Heraclitus expressed a doctrine of permament change (fluxist), and Parmenides taught the non-existence of change and motion in reality (substantialist). fundamentally they say the same thing - when the former describes the experience of reality over time and the latter the experience of absolute reality of this moment, so the classic paradox of ontology is thus described: that of both being and non-being in the same subject - nothing remains identical to itself outside this instant, where it is absolute in its identity

Aristotelean ontology first codified the law of contradiction by postulating that the world is separable into subject-object orders and that the representations of the world that flow from this basis are logically comprehensible as ontological descriptions of the world

an essential problem intrinsic in this description is that the logic employed is founded on the absolute condition, rather than the principle of dynamic change, which, by necessity, always remains externalised in this ontology

the distinction between the tangible and intangible, is suspect since through differently situated inspections we find that the classic paradox is embodied because all supposedly solid, substantial objects become more ephemeral, distributed and transitive. the whole edifice of the universe seems more constructed from interactions between smaller, simpler phenomena that are themselves only patterns of interactions between even simpler phenomena: our division of the this universe into objects, properties and structures is a strategy designed to help us negotiate it, rather than as a true description of reality.

(the universe is not divided into hardware and software: there is only software)

through the descension through levels of inspection the further problem of the ontological problem of the unity of the object needs to be addressed

cases

1. COMPLEX OBJECT/COMPONENT SYSTEM expert system a) expert system b) expert system c)

Excerpted data:
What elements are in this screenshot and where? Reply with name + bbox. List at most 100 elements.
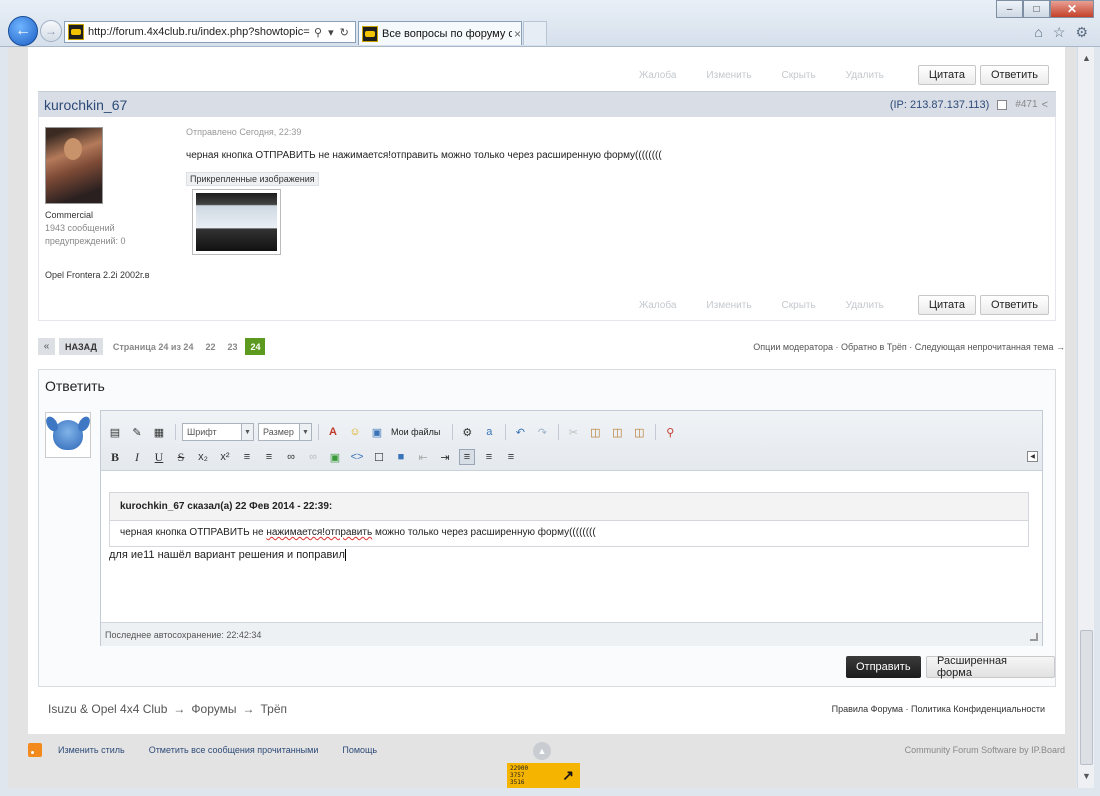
search-icon[interactable]: ⚲ xyxy=(314,26,322,39)
quote-icon[interactable]: ☐ xyxy=(371,449,387,465)
paste-icon[interactable]: ◫ xyxy=(587,424,603,440)
report-link[interactable]: Жалоба xyxy=(639,70,676,81)
favorites-star-icon[interactable]: ☆ xyxy=(1053,24,1066,41)
align-center-icon[interactable]: ≡ xyxy=(481,449,497,465)
user-avatar[interactable] xyxy=(45,412,91,458)
visit-counter[interactable]: 22900 3757 3516 ↗ xyxy=(507,763,580,788)
tab-close-icon[interactable]: × xyxy=(514,27,521,41)
paste-word-icon[interactable]: ◫ xyxy=(631,424,647,440)
address-bar[interactable]: http://forum.4x4club.ru/index.php?showto… xyxy=(64,21,356,43)
page-link[interactable]: 22 xyxy=(205,342,215,352)
align-left-icon[interactable]: ≡ xyxy=(459,449,475,465)
link-icon[interactable]: ∞ xyxy=(283,449,299,465)
report-link[interactable]: Жалоба xyxy=(639,300,676,311)
post-number[interactable]: #471 xyxy=(1015,99,1037,110)
typed-text[interactable]: для ие11 нашёл вариант решения и поправи… xyxy=(109,549,346,562)
breadcrumb-item[interactable]: Форумы xyxy=(191,702,236,716)
remove-format-icon[interactable]: ⚲ xyxy=(662,424,678,440)
image-icon[interactable]: ▣ xyxy=(327,449,343,465)
first-page-button[interactable]: « xyxy=(38,338,55,355)
browser-tab[interactable]: Все вопросы по форуму с... × xyxy=(358,21,522,45)
underline-icon[interactable]: U xyxy=(151,449,167,465)
outdent-icon[interactable]: ⇤ xyxy=(415,449,431,465)
unlink-icon[interactable]: ∞ xyxy=(305,449,321,465)
address-text[interactable]: http://forum.4x4club.ru/index.php?showto… xyxy=(88,26,310,38)
eraser-icon[interactable]: ✎ xyxy=(129,424,145,440)
submit-button[interactable]: Отправить xyxy=(846,656,921,678)
breadcrumb-item[interactable]: Трёп xyxy=(260,702,287,716)
powered-by[interactable]: Community Forum Software by IP.Board xyxy=(905,745,1065,755)
post-ip[interactable]: (IP: 213.87.137.113) xyxy=(890,99,989,111)
reply-button[interactable]: Ответить xyxy=(979,295,1049,315)
post-author[interactable]: kurochkin_67 xyxy=(44,97,127,113)
toggle-toolbar-icon[interactable]: ◀ xyxy=(1027,451,1038,462)
cut-icon[interactable]: ✂ xyxy=(565,424,581,440)
maximize-button[interactable]: □ xyxy=(1023,0,1050,18)
breadcrumb-item[interactable]: Isuzu & Opel 4x4 Club xyxy=(48,702,167,716)
bold-icon[interactable]: B xyxy=(107,449,123,465)
hide-link[interactable]: Скрыть xyxy=(782,70,816,81)
quote-button[interactable]: Цитата xyxy=(917,65,976,85)
rss-icon[interactable] xyxy=(28,743,42,757)
my-files-button[interactable]: Мои файлы xyxy=(391,427,440,437)
page-link[interactable]: 23 xyxy=(227,342,237,352)
back-button[interactable]: ← xyxy=(8,16,38,46)
redo-icon[interactable]: ↷ xyxy=(534,424,550,440)
delete-link[interactable]: Удалить xyxy=(846,70,884,81)
size-select[interactable]: Размер ▼ xyxy=(258,423,312,441)
back-button[interactable]: НАЗАД xyxy=(59,338,103,355)
strikethrough-icon[interactable]: S xyxy=(173,449,189,465)
editor-content[interactable]: kurochkin_67 сказал(а) 22 Фев 2014 - 22:… xyxy=(101,471,1042,622)
change-style-link[interactable]: Изменить стиль xyxy=(58,745,125,755)
scroll-up-icon[interactable]: ▲ xyxy=(1078,49,1095,66)
dropdown-icon[interactable]: ▾ xyxy=(328,26,334,39)
italic-icon[interactable]: I xyxy=(129,449,145,465)
spellcheck-icon[interactable]: a xyxy=(481,424,497,440)
indent-icon[interactable]: ⇥ xyxy=(437,449,453,465)
files-icon[interactable]: ▣ xyxy=(369,424,385,440)
close-window-button[interactable]: ✕ xyxy=(1050,0,1094,18)
hide-link[interactable]: Скрыть xyxy=(782,300,816,311)
mark-all-read-link[interactable]: Отметить все сообщения прочитанными xyxy=(149,745,319,755)
delete-link[interactable]: Удалить xyxy=(846,300,884,311)
resize-grip-icon[interactable] xyxy=(1030,633,1038,641)
edit-link[interactable]: Изменить xyxy=(706,70,751,81)
minimize-button[interactable]: – xyxy=(996,0,1023,18)
scroll-thumb[interactable] xyxy=(1080,630,1093,765)
quote-button[interactable]: Цитата xyxy=(917,295,976,315)
source-mode-icon[interactable]: ▤ xyxy=(107,424,123,440)
edit-link[interactable]: Изменить xyxy=(706,300,751,311)
subscript-icon[interactable]: x₂ xyxy=(195,449,211,465)
moderator-nav-links[interactable]: Опции модератора · Обратно в Трёп · След… xyxy=(753,342,1065,352)
forward-button[interactable]: → xyxy=(40,20,62,42)
binoculars-icon[interactable]: ⚙ xyxy=(459,424,475,440)
page-info[interactable]: Страница 24 из 24 xyxy=(113,342,194,352)
author-avatar[interactable] xyxy=(45,127,103,204)
scroll-top-icon[interactable]: ▲ xyxy=(533,742,551,760)
bulleted-list-icon[interactable]: ≡ xyxy=(239,449,255,465)
code-icon[interactable]: <> xyxy=(349,449,365,465)
new-tab-button[interactable] xyxy=(523,21,547,45)
media-icon[interactable]: ■ xyxy=(393,449,409,465)
align-right-icon[interactable]: ≡ xyxy=(503,449,519,465)
rules-links[interactable]: Правила Форума · Политика Конфиденциальн… xyxy=(832,704,1045,714)
reply-button[interactable]: Ответить xyxy=(979,65,1049,85)
post-select-checkbox[interactable] xyxy=(997,99,1008,110)
undo-icon[interactable]: ↶ xyxy=(512,424,528,440)
refresh-icon[interactable]: ↻ xyxy=(340,26,349,39)
scroll-down-icon[interactable]: ▼ xyxy=(1078,767,1095,784)
emoticon-icon[interactable]: ☺ xyxy=(347,424,363,440)
settings-gear-icon[interactable]: ⚙ xyxy=(1075,24,1088,41)
vertical-scrollbar[interactable]: ▲ ▼ xyxy=(1077,47,1094,788)
home-icon[interactable]: ⌂ xyxy=(1034,24,1042,41)
numbered-list-icon[interactable]: ≡ xyxy=(261,449,277,465)
font-select[interactable]: Шрифт ▼ xyxy=(182,423,254,441)
help-link[interactable]: Помощь xyxy=(342,745,377,755)
paste-text-icon[interactable]: ◫ xyxy=(609,424,625,440)
text-color-icon[interactable]: A xyxy=(325,424,341,440)
superscript-icon[interactable]: x² xyxy=(217,449,233,465)
attachment-thumbnail[interactable] xyxy=(192,189,281,255)
share-icon[interactable]: < xyxy=(1042,99,1048,111)
insert-table-icon[interactable]: ▦ xyxy=(151,424,167,440)
advanced-form-button[interactable]: Расширенная форма xyxy=(926,655,1055,679)
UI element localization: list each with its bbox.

Requests:
[1] Reproduce the ontology text from "(the universe is" up to and including "expert system c)", switching "hardware" to "matter".
[2] According to the ontology text, which law did Aristotelean ontology first codify?

Results in order:
[1]
(the universe is not divided into matter and software: there is only software)

through the descension through levels of inspection the further problem of the ontological problem of the unity of the object needs to be addressed

cases

1. COMPLEX OBJECT/COMPONENT SYSTEM expert system a) expert system b) expert system c)

[2] The law of contradiction.